Omit all images. Transcribe the rest of the material below exactly.

####################

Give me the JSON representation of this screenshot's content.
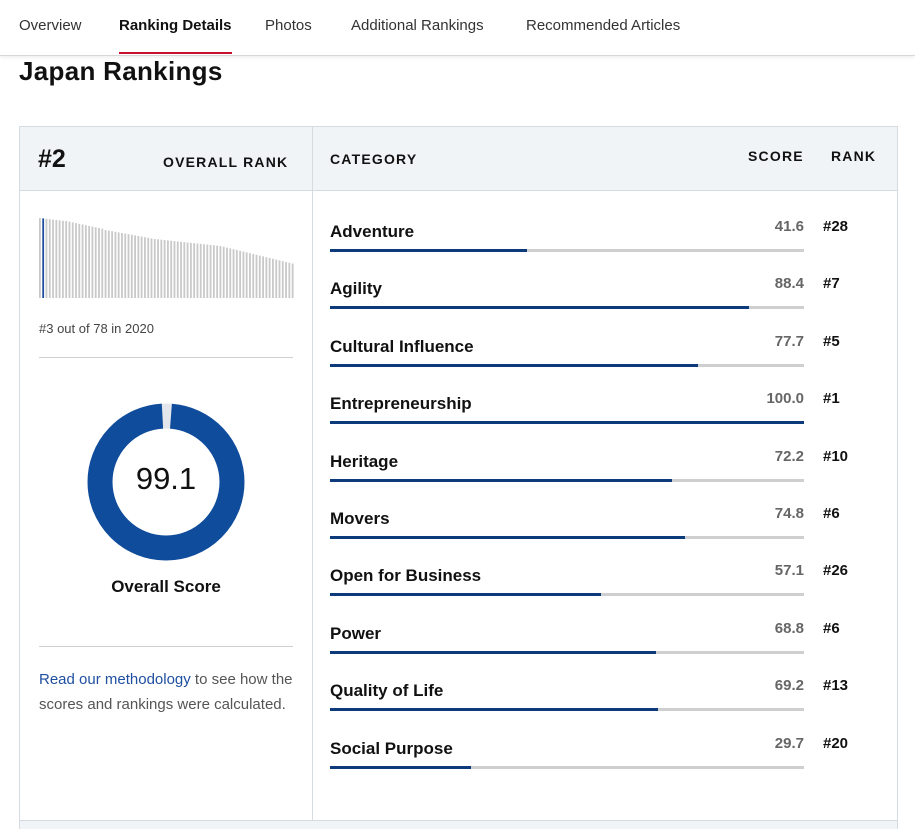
{
  "tabs": [
    {
      "label": "Overview"
    },
    {
      "label": "Ranking Details",
      "active": true
    },
    {
      "label": "Photos"
    },
    {
      "label": "Additional Rankings"
    },
    {
      "label": "Recommended Articles"
    }
  ],
  "page_title": "Japan Rankings",
  "summary": {
    "rank": "#2",
    "rank_label": "OVERALL RANK",
    "history_caption": "#3 out of 78 in 2020",
    "overall_score": "99.1",
    "overall_score_value": 99.1,
    "overall_score_label": "Overall Score",
    "methodology_link": "Read our methodology",
    "methodology_text": " to see how the scores and rankings were calculated."
  },
  "table_headers": {
    "category": "CATEGORY",
    "score": "SCORE",
    "rank": "RANK"
  },
  "categories": [
    {
      "name": "Adventure",
      "score": "41.6",
      "value": 41.6,
      "rank": "#28"
    },
    {
      "name": "Agility",
      "score": "88.4",
      "value": 88.4,
      "rank": "#7"
    },
    {
      "name": "Cultural Influence",
      "score": "77.7",
      "value": 77.7,
      "rank": "#5"
    },
    {
      "name": "Entrepreneurship",
      "score": "100.0",
      "value": 100.0,
      "rank": "#1"
    },
    {
      "name": "Heritage",
      "score": "72.2",
      "value": 72.2,
      "rank": "#10"
    },
    {
      "name": "Movers",
      "score": "74.8",
      "value": 74.8,
      "rank": "#6"
    },
    {
      "name": "Open for Business",
      "score": "57.1",
      "value": 57.1,
      "rank": "#26"
    },
    {
      "name": "Power",
      "score": "68.8",
      "value": 68.8,
      "rank": "#6"
    },
    {
      "name": "Quality of Life",
      "score": "69.2",
      "value": 69.2,
      "rank": "#13"
    },
    {
      "name": "Social Purpose",
      "score": "29.7",
      "value": 29.7,
      "rank": "#20"
    }
  ],
  "colors": {
    "accent_red": "#c8102e",
    "bar_fill": "#0c3a7a",
    "donut": "#0f4c9c",
    "link": "#1f4fa0"
  }
}
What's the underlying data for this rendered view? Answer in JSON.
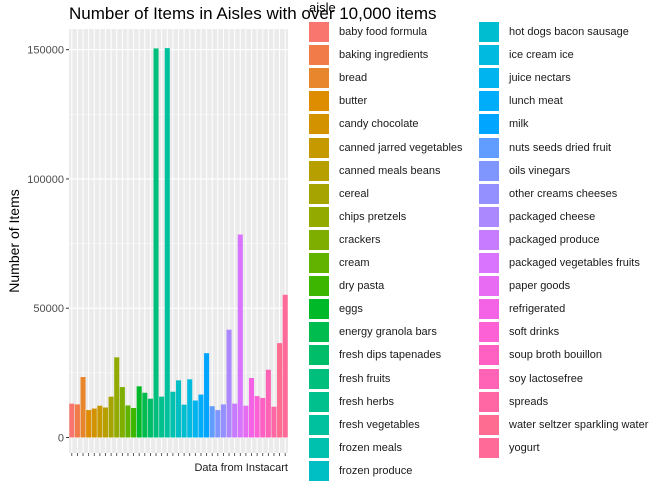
{
  "chart_data": {
    "type": "bar",
    "title": "Number of Items in Aisles with over 10,000 items",
    "caption": "Data from Instacart",
    "xlabel": "",
    "ylabel": "Number of Items",
    "legend_title": "aisle",
    "legend_placement": "right",
    "ylim": [
      -6000,
      158000
    ],
    "yticks": [
      0,
      50000,
      100000,
      150000
    ],
    "ytick_labels": [
      "0",
      "50000",
      "100000",
      "150000"
    ],
    "grid": true,
    "categories": [
      "baby food formula",
      "baking ingredients",
      "bread",
      "butter",
      "candy chocolate",
      "canned jarred vegetables",
      "canned meals beans",
      "cereal",
      "chips pretzels",
      "crackers",
      "cream",
      "dry pasta",
      "eggs",
      "energy granola bars",
      "fresh dips tapenades",
      "fresh fruits",
      "fresh herbs",
      "fresh vegetables",
      "frozen meals",
      "frozen produce",
      "hot dogs bacon sausage",
      "ice cream ice",
      "juice nectars",
      "lunch meat",
      "milk",
      "nuts seeds dried fruit",
      "oils vinegars",
      "other creams cheeses",
      "packaged cheese",
      "packaged produce",
      "packaged vegetables fruits",
      "paper goods",
      "refrigerated",
      "soft drinks",
      "soup broth bouillon",
      "soy lactosefree",
      "spreads",
      "water seltzer sparkling water",
      "yogurt"
    ],
    "values": [
      13100,
      12800,
      23400,
      10600,
      11200,
      12300,
      11600,
      15800,
      31000,
      19500,
      12400,
      11400,
      19800,
      17300,
      15000,
      150500,
      15800,
      150600,
      17700,
      22100,
      12700,
      22500,
      14300,
      16600,
      32600,
      12100,
      10600,
      12800,
      41700,
      13100,
      78500,
      12300,
      23000,
      16000,
      15300,
      26200,
      11900,
      36500,
      55200
    ],
    "colors": [
      "#F8766D",
      "#F17C4A",
      "#E8862E",
      "#DE8C00",
      "#D39200",
      "#C69900",
      "#B79F00",
      "#A6A400",
      "#93AA00",
      "#7DAE00",
      "#62B200",
      "#3DB600",
      "#00B928",
      "#00BB4E",
      "#00BD6A",
      "#00BF7D",
      "#00C08D",
      "#00C19E",
      "#00C1AD",
      "#00BFC4",
      "#00BDCF",
      "#00BAE0",
      "#00B4EF",
      "#00ADFA",
      "#00A5FF",
      "#619CFF",
      "#7F96FF",
      "#9590FF",
      "#AC88FF",
      "#C77CFF",
      "#D874FD",
      "#E76BF3",
      "#F462E5",
      "#FC61D5",
      "#FF61C3",
      "#FF63B6",
      "#FF67A4",
      "#FF6C91",
      "#FF6A98"
    ]
  }
}
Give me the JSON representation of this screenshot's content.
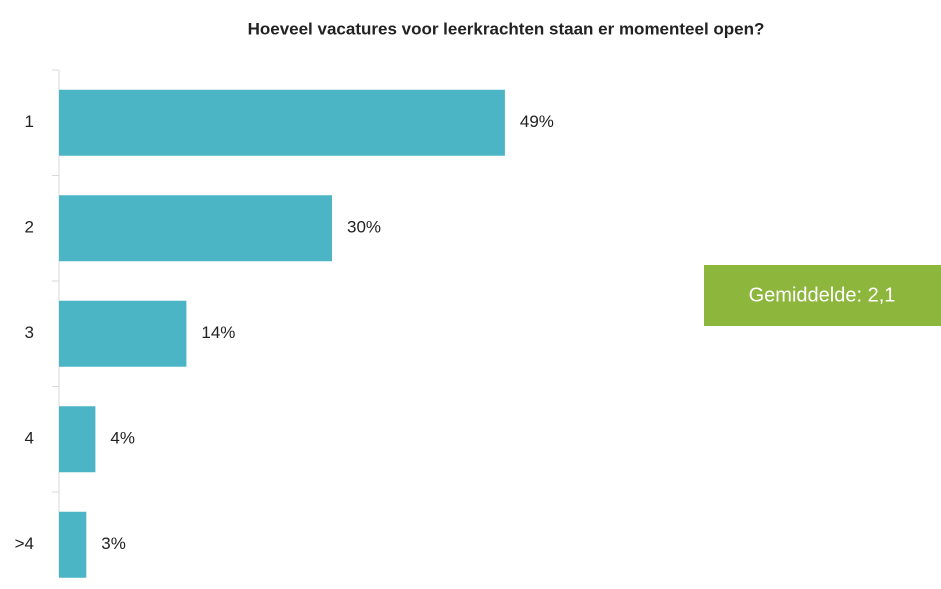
{
  "chart_data": {
    "type": "bar",
    "orientation": "horizontal",
    "title": "Hoeveel vacatures voor leerkrachten staan er momenteel open?",
    "categories": [
      "1",
      "2",
      "3",
      "4",
      ">4"
    ],
    "values": [
      49,
      30,
      14,
      4,
      3
    ],
    "value_labels": [
      "49%",
      "30%",
      "14%",
      "4%",
      "3%"
    ],
    "color": "#4bb5c5",
    "annotation": "Gemiddelde: 2,1",
    "annotation_color": "#8db63c"
  }
}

####################

* **Solution for this problem**
Give me the JSON representation of this screenshot's content.
{
  "tabs": [
    {
      "label": "Overview"
    },
    {
      "label": "Ranking Details",
      "active": true
    },
    {
      "label": "Photos"
    },
    {
      "label": "Additional Rankings"
    },
    {
      "label": "Recommended Articles"
    }
  ],
  "page_title": "Japan Rankings",
  "summary": {
    "rank": "#2",
    "rank_label": "OVERALL RANK",
    "history_caption": "#3 out of 78 in 2020",
    "overall_score": "99.1",
    "overall_score_value": 99.1,
    "overall_score_label": "Overall Score",
    "methodology_link": "Read our methodology",
    "methodology_text": " to see how the scores and rankings were calculated."
  },
  "table_headers": {
    "category": "CATEGORY",
    "score": "SCORE",
    "rank": "RANK"
  },
  "categories": [
    {
      "name": "Adventure",
      "score": "41.6",
      "value": 41.6,
      "rank": "#28"
    },
    {
      "name": "Agility",
      "score": "88.4",
      "value": 88.4,
      "rank": "#7"
    },
    {
      "name": "Cultural Influence",
      "score": "77.7",
      "value": 77.7,
      "rank": "#5"
    },
    {
      "name": "Entrepreneurship",
      "score": "100.0",
      "value": 100.0,
      "rank": "#1"
    },
    {
      "name": "Heritage",
      "score": "72.2",
      "value": 72.2,
      "rank": "#10"
    },
    {
      "name": "Movers",
      "score": "74.8",
      "value": 74.8,
      "rank": "#6"
    },
    {
      "name": "Open for Business",
      "score": "57.1",
      "value": 57.1,
      "rank": "#26"
    },
    {
      "name": "Power",
      "score": "68.8",
      "value": 68.8,
      "rank": "#6"
    },
    {
      "name": "Quality of Life",
      "score": "69.2",
      "value": 69.2,
      "rank": "#13"
    },
    {
      "name": "Social Purpose",
      "score": "29.7",
      "value": 29.7,
      "rank": "#20"
    }
  ],
  "colors": {
    "accent_red": "#c8102e",
    "bar_fill": "#0c3a7a",
    "donut": "#0f4c9c",
    "link": "#1f4fa0"
  }
}
What's the underlying data for this rendered view? Answer in JSON.
{
  "chart_data": {
    "type": "bar",
    "title": "Number of Items in Aisles with over 10,000 items",
    "caption": "Data from Instacart",
    "xlabel": "",
    "ylabel": "Number of Items",
    "legend_title": "aisle",
    "legend_placement": "right",
    "ylim": [
      -6000,
      158000
    ],
    "yticks": [
      0,
      50000,
      100000,
      150000
    ],
    "ytick_labels": [
      "0",
      "50000",
      "100000",
      "150000"
    ],
    "grid": true,
    "categories": [
      "baby food formula",
      "baking ingredients",
      "bread",
      "butter",
      "candy chocolate",
      "canned jarred vegetables",
      "canned meals beans",
      "cereal",
      "chips pretzels",
      "crackers",
      "cream",
      "dry pasta",
      "eggs",
      "energy granola bars",
      "fresh dips tapenades",
      "fresh fruits",
      "fresh herbs",
      "fresh vegetables",
      "frozen meals",
      "frozen produce",
      "hot dogs bacon sausage",
      "ice cream ice",
      "juice nectars",
      "lunch meat",
      "milk",
      "nuts seeds dried fruit",
      "oils vinegars",
      "other creams cheeses",
      "packaged cheese",
      "packaged produce",
      "packaged vegetables fruits",
      "paper goods",
      "refrigerated",
      "soft drinks",
      "soup broth bouillon",
      "soy lactosefree",
      "spreads",
      "water seltzer sparkling water",
      "yogurt"
    ],
    "values": [
      13100,
      12800,
      23400,
      10600,
      11200,
      12300,
      11600,
      15800,
      31000,
      19500,
      12400,
      11400,
      19800,
      17300,
      15000,
      150500,
      15800,
      150600,
      17700,
      22100,
      12700,
      22500,
      14300,
      16600,
      32600,
      12100,
      10600,
      12800,
      41700,
      13100,
      78500,
      12300,
      23000,
      16000,
      15300,
      26200,
      11900,
      36500,
      55200
    ],
    "colors": [
      "#F8766D",
      "#F17C4A",
      "#E8862E",
      "#DE8C00",
      "#D39200",
      "#C69900",
      "#B79F00",
      "#A6A400",
      "#93AA00",
      "#7DAE00",
      "#62B200",
      "#3DB600",
      "#00B928",
      "#00BB4E",
      "#00BD6A",
      "#00BF7D",
      "#00C08D",
      "#00C19E",
      "#00C1AD",
      "#00BFC4",
      "#00BDCF",
      "#00BAE0",
      "#00B4EF",
      "#00ADFA",
      "#00A5FF",
      "#619CFF",
      "#7F96FF",
      "#9590FF",
      "#AC88FF",
      "#C77CFF",
      "#D874FD",
      "#E76BF3",
      "#F462E5",
      "#FC61D5",
      "#FF61C3",
      "#FF63B6",
      "#FF67A4",
      "#FF6C91",
      "#FF6A98"
    ]
  }
}
Give me the JSON representation of this screenshot's content.
{
  "chart_data": {
    "type": "bar",
    "orientation": "horizontal",
    "title": "Hoeveel vacatures voor leerkrachten staan er momenteel open?",
    "categories": [
      "1",
      "2",
      "3",
      "4",
      ">4"
    ],
    "values": [
      49,
      30,
      14,
      4,
      3
    ],
    "value_labels": [
      "49%",
      "30%",
      "14%",
      "4%",
      "3%"
    ],
    "color": "#4bb5c5",
    "annotation": "Gemiddelde: 2,1",
    "annotation_color": "#8db63c"
  }
}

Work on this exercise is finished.